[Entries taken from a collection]
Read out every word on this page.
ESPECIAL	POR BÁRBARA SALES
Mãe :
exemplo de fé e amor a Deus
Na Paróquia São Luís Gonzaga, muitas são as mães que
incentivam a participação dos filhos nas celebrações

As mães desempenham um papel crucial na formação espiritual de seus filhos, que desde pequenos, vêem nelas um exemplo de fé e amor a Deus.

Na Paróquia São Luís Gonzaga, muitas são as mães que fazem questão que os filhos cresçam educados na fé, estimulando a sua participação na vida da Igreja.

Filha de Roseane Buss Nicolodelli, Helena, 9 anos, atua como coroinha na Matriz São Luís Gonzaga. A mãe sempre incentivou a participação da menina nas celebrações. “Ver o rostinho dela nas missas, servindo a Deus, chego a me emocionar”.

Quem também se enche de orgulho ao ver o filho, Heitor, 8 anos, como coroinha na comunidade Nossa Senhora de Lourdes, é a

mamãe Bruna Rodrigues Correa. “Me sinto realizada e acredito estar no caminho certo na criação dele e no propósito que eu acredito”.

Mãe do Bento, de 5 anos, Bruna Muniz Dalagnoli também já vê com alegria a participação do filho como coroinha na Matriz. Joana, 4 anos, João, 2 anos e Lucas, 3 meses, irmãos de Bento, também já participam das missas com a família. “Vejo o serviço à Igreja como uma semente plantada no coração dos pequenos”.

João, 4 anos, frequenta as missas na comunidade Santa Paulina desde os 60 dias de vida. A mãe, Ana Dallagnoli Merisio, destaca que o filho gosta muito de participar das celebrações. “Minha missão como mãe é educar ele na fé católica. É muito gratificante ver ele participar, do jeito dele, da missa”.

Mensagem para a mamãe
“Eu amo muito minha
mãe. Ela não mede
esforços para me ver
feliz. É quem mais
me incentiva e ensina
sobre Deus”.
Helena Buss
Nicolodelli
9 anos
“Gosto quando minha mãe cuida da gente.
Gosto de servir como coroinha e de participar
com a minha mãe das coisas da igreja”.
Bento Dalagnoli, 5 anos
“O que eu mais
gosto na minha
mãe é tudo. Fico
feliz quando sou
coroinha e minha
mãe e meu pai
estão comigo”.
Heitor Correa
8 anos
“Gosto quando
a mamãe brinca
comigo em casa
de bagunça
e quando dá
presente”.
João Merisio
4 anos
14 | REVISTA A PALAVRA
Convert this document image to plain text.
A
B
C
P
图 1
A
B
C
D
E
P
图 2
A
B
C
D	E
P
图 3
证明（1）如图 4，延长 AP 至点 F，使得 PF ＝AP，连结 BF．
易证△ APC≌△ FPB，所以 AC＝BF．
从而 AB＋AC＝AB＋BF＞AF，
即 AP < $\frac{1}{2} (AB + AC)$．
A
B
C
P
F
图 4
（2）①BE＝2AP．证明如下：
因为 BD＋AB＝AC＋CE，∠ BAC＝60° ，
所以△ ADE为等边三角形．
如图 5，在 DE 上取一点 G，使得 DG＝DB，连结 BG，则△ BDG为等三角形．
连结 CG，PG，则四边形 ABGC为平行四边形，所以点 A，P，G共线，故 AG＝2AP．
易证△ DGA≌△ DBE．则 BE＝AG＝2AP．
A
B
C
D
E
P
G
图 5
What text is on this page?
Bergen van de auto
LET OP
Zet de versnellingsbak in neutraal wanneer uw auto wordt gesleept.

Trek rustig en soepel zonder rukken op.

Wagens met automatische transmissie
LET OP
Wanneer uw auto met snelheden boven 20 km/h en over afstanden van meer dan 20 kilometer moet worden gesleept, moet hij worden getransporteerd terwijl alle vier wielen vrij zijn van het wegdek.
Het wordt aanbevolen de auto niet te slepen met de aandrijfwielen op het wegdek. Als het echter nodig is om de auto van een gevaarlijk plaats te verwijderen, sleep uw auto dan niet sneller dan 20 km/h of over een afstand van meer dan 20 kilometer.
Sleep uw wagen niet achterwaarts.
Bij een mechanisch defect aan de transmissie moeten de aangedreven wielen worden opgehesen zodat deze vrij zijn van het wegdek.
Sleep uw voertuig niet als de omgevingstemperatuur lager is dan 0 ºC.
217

* _Written request_: Each record above must be given again exactly.

* _Finished task_:
Read out every word on this page.
ESPECIAL	POR BÁRBARA SALES
Mãe :
exemplo de fé e amor a Deus
Na Paróquia São Luís Gonzaga, muitas são as mães que
incentivam a participação dos filhos nas celebrações

As mães desempenham um papel crucial na formação espiritual de seus filhos, que desde pequenos, vêem nelas um exemplo de fé e amor a Deus.

Na Paróquia São Luís Gonzaga, muitas são as mães que fazem questão que os filhos cresçam educados na fé, estimulando a sua participação na vida da Igreja.

Filha de Roseane Buss Nicolodelli, Helena, 9 anos, atua como coroinha na Matriz São Luís Gonzaga. A mãe sempre incentivou a participação da menina nas celebrações. “Ver o rostinho dela nas missas, servindo a Deus, chego a me emocionar”.

Quem também se enche de orgulho ao ver o filho, Heitor, 8 anos, como coroinha na comunidade Nossa Senhora de Lourdes, é a

mamãe Bruna Rodrigues Correa. “Me sinto realizada e acredito estar no caminho certo na criação dele e no propósito que eu acredito”.

Mãe do Bento, de 5 anos, Bruna Muniz Dalagnoli também já vê com alegria a participação do filho como coroinha na Matriz. Joana, 4 anos, João, 2 anos e Lucas, 3 meses, irmãos de Bento, também já participam das missas com a família. “Vejo o serviço à Igreja como uma semente plantada no coração dos pequenos”.

João, 4 anos, frequenta as missas na comunidade Santa Paulina desde os 60 dias de vida. A mãe, Ana Dallagnoli Merisio, destaca que o filho gosta muito de participar das celebrações. “Minha missão como mãe é educar ele na fé católica. É muito gratificante ver ele participar, do jeito dele, da missa”.

Mensagem para a mamãe
“Eu amo muito minha
mãe. Ela não mede
esforços para me ver
feliz. É quem mais
me incentiva e ensina
sobre Deus”.
Helena Buss
Nicolodelli
9 anos
“Gosto quando minha mãe cuida da gente.
Gosto de servir como coroinha e de participar
com a minha mãe das coisas da igreja”.
Bento Dalagnoli, 5 anos
“O que eu mais
gosto na minha
mãe é tudo. Fico
feliz quando sou
coroinha e minha
mãe e meu pai
estão comigo”.
Heitor Correa
8 anos
“Gosto quando
a mamãe brinca
comigo em casa
de bagunça
e quando dá
presente”.
João Merisio
4 anos
14 | REVISTA A PALAVRA
Convert this document image to plain text.
A
B
C
P
图 1
A
B
C
D
E
P
图 2
A
B
C
D	E
P
图 3
证明（1）如图 4，延长 AP 至点 F，使得 PF ＝AP，连结 BF．
易证△ APC≌△ FPB，所以 AC＝BF．
从而 AB＋AC＝AB＋BF＞AF，
即 AP < $\frac{1}{2} (AB + AC)$．
A
B
C
P
F
图 4
（2）①BE＝2AP．证明如下：
因为 BD＋AB＝AC＋CE，∠ BAC＝60° ，
所以△ ADE为等边三角形．
如图 5，在 DE 上取一点 G，使得 DG＝DB，连结 BG，则△ BDG为等三角形．
连结 CG，PG，则四边形 ABGC为平行四边形，所以点 A，P，G共线，故 AG＝2AP．
易证△ DGA≌△ DBE．则 BE＝AG＝2AP．
A
B
C
D
E
P
G
图 5
What text is on this page?
Bergen van de auto
LET OP
Zet de versnellingsbak in neutraal wanneer uw auto wordt gesleept.

Trek rustig en soepel zonder rukken op.

Wagens met automatische transmissie
LET OP
Wanneer uw auto met snelheden boven 20 km/h en over afstanden van meer dan 20 kilometer moet worden gesleept, moet hij worden getransporteerd terwijl alle vier wielen vrij zijn van het wegdek.
Het wordt aanbevolen de auto niet te slepen met de aandrijfwielen op het wegdek. Als het echter nodig is om de auto van een gevaarlijk plaats te verwijderen, sleep uw auto dan niet sneller dan 20 km/h of over een afstand van meer dan 20 kilometer.
Sleep uw wagen niet achterwaarts.
Bij een mechanisch defect aan de transmissie moeten de aangedreven wielen worden opgehesen zodat deze vrij zijn van het wegdek.
Sleep uw voertuig niet als de omgevingstemperatuur lager is dan 0 ºC.
217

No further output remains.